▶ _DIRECTIONS FOR THIS TASK_
Output the material beneath exactly, leaving nothing out.

▶ _STORED DATA_
[START]

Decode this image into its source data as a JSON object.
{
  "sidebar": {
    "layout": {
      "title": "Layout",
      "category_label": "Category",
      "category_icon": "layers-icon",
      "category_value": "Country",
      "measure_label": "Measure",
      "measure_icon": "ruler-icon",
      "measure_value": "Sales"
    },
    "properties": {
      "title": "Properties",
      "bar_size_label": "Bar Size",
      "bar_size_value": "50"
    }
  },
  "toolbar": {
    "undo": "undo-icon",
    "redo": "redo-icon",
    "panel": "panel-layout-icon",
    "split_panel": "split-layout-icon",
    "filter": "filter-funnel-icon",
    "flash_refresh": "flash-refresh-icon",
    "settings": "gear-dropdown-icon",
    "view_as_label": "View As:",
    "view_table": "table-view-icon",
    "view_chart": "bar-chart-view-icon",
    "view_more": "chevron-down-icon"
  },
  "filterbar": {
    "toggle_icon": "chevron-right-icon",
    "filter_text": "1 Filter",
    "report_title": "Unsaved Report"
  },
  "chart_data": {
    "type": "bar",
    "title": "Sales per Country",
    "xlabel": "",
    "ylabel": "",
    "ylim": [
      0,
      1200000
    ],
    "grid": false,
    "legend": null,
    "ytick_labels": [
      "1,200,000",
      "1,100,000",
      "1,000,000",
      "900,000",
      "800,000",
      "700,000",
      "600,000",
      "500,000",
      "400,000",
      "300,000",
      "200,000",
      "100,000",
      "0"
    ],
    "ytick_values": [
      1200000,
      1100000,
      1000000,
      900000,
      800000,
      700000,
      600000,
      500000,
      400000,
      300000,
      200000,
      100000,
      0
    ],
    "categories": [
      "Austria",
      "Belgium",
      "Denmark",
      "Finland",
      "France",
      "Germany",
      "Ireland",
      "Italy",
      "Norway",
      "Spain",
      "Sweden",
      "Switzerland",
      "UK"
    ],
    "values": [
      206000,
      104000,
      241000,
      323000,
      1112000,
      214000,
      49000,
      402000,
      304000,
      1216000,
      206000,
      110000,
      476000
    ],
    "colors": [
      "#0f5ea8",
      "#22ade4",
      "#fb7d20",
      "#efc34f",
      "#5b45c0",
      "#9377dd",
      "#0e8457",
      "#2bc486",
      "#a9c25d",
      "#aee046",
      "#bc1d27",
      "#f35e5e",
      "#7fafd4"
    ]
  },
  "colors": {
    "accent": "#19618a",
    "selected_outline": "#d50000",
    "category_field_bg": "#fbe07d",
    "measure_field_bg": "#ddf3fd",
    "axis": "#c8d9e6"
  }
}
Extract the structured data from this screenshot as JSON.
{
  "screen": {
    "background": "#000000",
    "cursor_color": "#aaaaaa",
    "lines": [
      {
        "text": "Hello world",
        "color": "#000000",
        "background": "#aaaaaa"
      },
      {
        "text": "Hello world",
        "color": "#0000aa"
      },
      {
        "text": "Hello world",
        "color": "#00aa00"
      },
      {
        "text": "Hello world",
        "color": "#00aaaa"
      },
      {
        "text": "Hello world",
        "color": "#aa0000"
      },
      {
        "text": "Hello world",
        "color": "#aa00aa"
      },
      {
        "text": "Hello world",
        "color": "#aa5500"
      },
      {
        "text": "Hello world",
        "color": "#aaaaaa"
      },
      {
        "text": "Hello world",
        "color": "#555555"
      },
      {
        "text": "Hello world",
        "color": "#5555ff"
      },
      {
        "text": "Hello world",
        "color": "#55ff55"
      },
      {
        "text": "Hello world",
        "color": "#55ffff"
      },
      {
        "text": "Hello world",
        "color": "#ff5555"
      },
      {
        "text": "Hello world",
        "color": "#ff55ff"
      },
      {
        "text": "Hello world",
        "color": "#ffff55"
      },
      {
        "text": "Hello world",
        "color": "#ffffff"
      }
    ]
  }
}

[END]

▶ _COMPLETE RESPONSE_
Decode this image into its source data as a JSON object.
{
  "sidebar": {
    "layout": {
      "title": "Layout",
      "category_label": "Category",
      "category_icon": "layers-icon",
      "category_value": "Country",
      "measure_label": "Measure",
      "measure_icon": "ruler-icon",
      "measure_value": "Sales"
    },
    "properties": {
      "title": "Properties",
      "bar_size_label": "Bar Size",
      "bar_size_value": "50"
    }
  },
  "toolbar": {
    "undo": "undo-icon",
    "redo": "redo-icon",
    "panel": "panel-layout-icon",
    "split_panel": "split-layout-icon",
    "filter": "filter-funnel-icon",
    "flash_refresh": "flash-refresh-icon",
    "settings": "gear-dropdown-icon",
    "view_as_label": "View As:",
    "view_table": "table-view-icon",
    "view_chart": "bar-chart-view-icon",
    "view_more": "chevron-down-icon"
  },
  "filterbar": {
    "toggle_icon": "chevron-right-icon",
    "filter_text": "1 Filter",
    "report_title": "Unsaved Report"
  },
  "chart_data": {
    "type": "bar",
    "title": "Sales per Country",
    "xlabel": "",
    "ylabel": "",
    "ylim": [
      0,
      1200000
    ],
    "grid": false,
    "legend": null,
    "ytick_labels": [
      "1,200,000",
      "1,100,000",
      "1,000,000",
      "900,000",
      "800,000",
      "700,000",
      "600,000",
      "500,000",
      "400,000",
      "300,000",
      "200,000",
      "100,000",
      "0"
    ],
    "ytick_values": [
      1200000,
      1100000,
      1000000,
      900000,
      800000,
      700000,
      600000,
      500000,
      400000,
      300000,
      200000,
      100000,
      0
    ],
    "categories": [
      "Austria",
      "Belgium",
      "Denmark",
      "Finland",
      "France",
      "Germany",
      "Ireland",
      "Italy",
      "Norway",
      "Spain",
      "Sweden",
      "Switzerland",
      "UK"
    ],
    "values": [
      206000,
      104000,
      241000,
      323000,
      1112000,
      214000,
      49000,
      402000,
      304000,
      1216000,
      206000,
      110000,
      476000
    ],
    "colors": [
      "#0f5ea8",
      "#22ade4",
      "#fb7d20",
      "#efc34f",
      "#5b45c0",
      "#9377dd",
      "#0e8457",
      "#2bc486",
      "#a9c25d",
      "#aee046",
      "#bc1d27",
      "#f35e5e",
      "#7fafd4"
    ]
  },
  "colors": {
    "accent": "#19618a",
    "selected_outline": "#d50000",
    "category_field_bg": "#fbe07d",
    "measure_field_bg": "#ddf3fd",
    "axis": "#c8d9e6"
  }
}
Extract the structured data from this screenshot as JSON.
{
  "screen": {
    "background": "#000000",
    "cursor_color": "#aaaaaa",
    "lines": [
      {
        "text": "Hello world",
        "color": "#000000",
        "background": "#aaaaaa"
      },
      {
        "text": "Hello world",
        "color": "#0000aa"
      },
      {
        "text": "Hello world",
        "color": "#00aa00"
      },
      {
        "text": "Hello world",
        "color": "#00aaaa"
      },
      {
        "text": "Hello world",
        "color": "#aa0000"
      },
      {
        "text": "Hello world",
        "color": "#aa00aa"
      },
      {
        "text": "Hello world",
        "color": "#aa5500"
      },
      {
        "text": "Hello world",
        "color": "#aaaaaa"
      },
      {
        "text": "Hello world",
        "color": "#555555"
      },
      {
        "text": "Hello world",
        "color": "#5555ff"
      },
      {
        "text": "Hello world",
        "color": "#55ff55"
      },
      {
        "text": "Hello world",
        "color": "#55ffff"
      },
      {
        "text": "Hello world",
        "color": "#ff5555"
      },
      {
        "text": "Hello world",
        "color": "#ff55ff"
      },
      {
        "text": "Hello world",
        "color": "#ffff55"
      },
      {
        "text": "Hello world",
        "color": "#ffffff"
      }
    ]
  }
}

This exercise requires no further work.